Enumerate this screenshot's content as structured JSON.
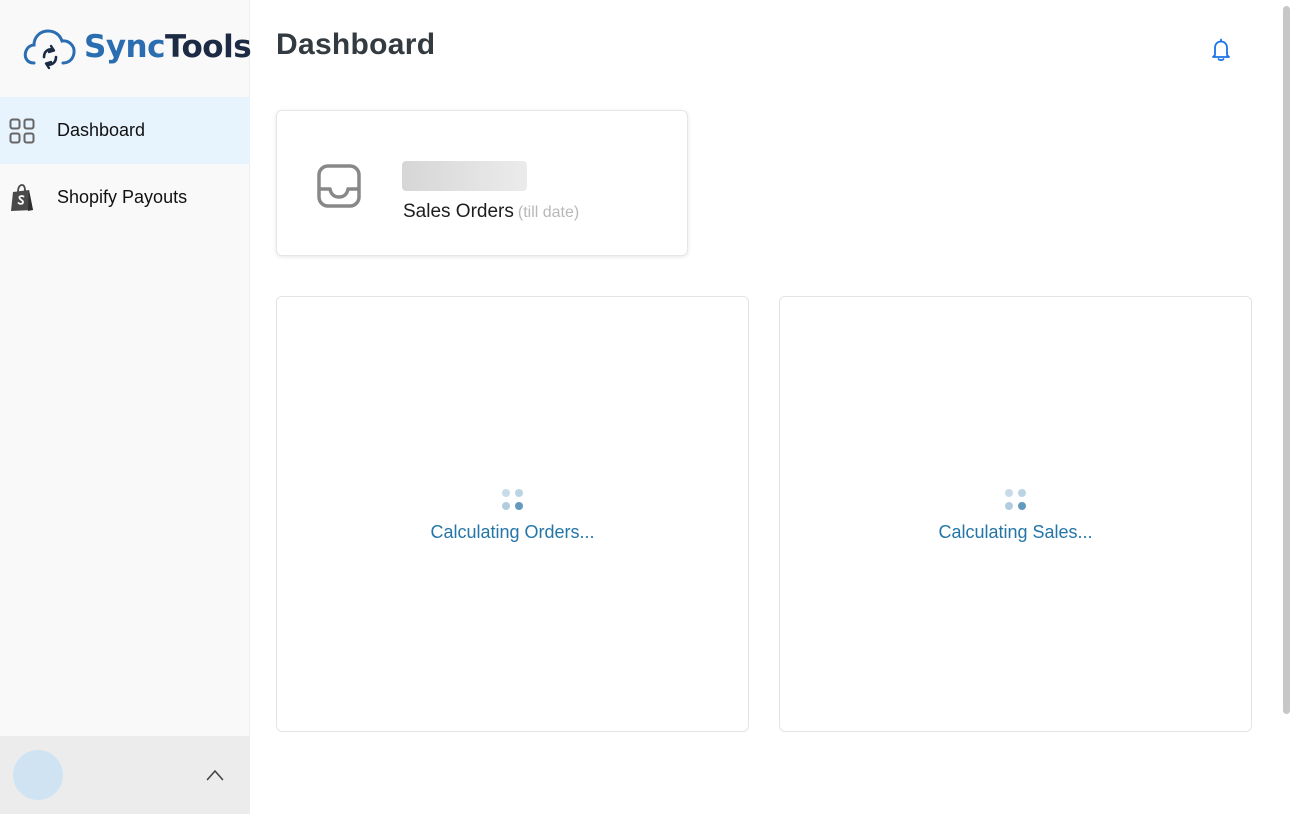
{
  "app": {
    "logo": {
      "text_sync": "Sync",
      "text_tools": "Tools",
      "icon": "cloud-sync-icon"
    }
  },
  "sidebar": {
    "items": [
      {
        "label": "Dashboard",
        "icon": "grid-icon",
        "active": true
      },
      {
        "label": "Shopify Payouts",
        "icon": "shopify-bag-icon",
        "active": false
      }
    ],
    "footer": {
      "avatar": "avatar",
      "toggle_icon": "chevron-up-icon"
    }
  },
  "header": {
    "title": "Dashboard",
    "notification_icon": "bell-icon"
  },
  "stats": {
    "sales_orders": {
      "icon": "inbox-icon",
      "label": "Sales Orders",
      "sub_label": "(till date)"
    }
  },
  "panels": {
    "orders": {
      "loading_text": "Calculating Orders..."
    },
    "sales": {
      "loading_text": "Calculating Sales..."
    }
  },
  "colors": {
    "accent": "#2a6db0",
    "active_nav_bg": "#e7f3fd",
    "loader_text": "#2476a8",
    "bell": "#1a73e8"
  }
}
_____
> [Work to be completed]:
Go through the records above, find every line with the word "Calculating", and list those lines.

> [Output]:
      "loading_text": "Calculating Orders..."
      "loading_text": "Calculating Sales..."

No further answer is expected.